-- START Rows --

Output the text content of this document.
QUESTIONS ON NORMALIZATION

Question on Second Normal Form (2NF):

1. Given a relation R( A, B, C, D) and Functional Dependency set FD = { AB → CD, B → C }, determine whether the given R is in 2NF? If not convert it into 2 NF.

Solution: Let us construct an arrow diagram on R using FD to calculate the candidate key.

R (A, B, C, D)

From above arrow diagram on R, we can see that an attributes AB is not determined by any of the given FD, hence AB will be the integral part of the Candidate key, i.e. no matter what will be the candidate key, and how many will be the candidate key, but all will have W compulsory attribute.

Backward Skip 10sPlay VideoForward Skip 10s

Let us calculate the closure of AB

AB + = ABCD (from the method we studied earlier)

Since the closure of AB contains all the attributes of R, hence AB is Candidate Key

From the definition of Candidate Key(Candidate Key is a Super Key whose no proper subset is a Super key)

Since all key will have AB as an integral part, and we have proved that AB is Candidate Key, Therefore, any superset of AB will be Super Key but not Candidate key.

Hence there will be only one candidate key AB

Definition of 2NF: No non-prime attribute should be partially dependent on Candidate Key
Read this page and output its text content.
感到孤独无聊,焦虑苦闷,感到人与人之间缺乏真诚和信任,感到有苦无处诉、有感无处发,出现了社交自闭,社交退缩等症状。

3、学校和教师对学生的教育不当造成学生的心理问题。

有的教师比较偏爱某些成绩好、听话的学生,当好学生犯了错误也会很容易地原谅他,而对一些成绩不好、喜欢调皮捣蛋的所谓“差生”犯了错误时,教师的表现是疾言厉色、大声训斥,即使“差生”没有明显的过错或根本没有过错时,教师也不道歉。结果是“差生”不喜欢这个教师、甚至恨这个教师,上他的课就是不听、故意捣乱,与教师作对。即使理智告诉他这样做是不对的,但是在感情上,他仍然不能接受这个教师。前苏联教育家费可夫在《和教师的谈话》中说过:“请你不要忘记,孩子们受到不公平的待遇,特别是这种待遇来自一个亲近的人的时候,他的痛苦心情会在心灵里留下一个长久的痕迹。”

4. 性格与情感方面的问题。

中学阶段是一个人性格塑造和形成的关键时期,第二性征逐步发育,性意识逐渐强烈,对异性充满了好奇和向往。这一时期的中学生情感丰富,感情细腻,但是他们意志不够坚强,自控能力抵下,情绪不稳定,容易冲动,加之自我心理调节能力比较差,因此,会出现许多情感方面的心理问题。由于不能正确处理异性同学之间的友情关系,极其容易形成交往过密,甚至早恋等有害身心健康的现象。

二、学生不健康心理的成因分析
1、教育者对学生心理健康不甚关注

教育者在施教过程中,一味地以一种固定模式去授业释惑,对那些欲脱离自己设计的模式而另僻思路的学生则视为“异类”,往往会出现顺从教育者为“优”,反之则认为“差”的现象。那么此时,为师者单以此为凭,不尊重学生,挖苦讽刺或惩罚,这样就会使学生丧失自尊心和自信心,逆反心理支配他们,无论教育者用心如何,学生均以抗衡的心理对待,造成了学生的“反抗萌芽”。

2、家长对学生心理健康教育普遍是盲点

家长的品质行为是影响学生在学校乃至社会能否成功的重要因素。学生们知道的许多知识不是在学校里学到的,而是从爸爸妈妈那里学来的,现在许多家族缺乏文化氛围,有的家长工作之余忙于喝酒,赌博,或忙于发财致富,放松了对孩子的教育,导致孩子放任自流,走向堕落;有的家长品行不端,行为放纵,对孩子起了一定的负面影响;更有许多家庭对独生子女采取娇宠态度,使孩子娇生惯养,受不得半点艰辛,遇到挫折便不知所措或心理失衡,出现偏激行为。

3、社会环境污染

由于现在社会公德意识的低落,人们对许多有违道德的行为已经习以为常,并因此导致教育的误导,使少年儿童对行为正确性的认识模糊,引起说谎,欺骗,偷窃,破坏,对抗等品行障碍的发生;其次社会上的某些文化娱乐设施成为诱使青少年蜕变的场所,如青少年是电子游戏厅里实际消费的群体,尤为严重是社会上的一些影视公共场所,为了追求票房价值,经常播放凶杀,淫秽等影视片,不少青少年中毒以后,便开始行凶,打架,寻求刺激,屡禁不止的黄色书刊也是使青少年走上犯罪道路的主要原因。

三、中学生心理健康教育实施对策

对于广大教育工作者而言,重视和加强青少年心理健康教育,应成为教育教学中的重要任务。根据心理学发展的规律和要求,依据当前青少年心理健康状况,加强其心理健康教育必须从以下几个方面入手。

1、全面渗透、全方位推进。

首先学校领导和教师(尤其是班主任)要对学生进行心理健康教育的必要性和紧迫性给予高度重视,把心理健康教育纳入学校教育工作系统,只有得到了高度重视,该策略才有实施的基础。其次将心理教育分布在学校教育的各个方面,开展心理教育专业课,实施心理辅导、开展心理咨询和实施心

-- END Rows --

**Task statement**
Going through the entries above, tally each line that has the word "diagram". Answer with the number only.

**Task output**
2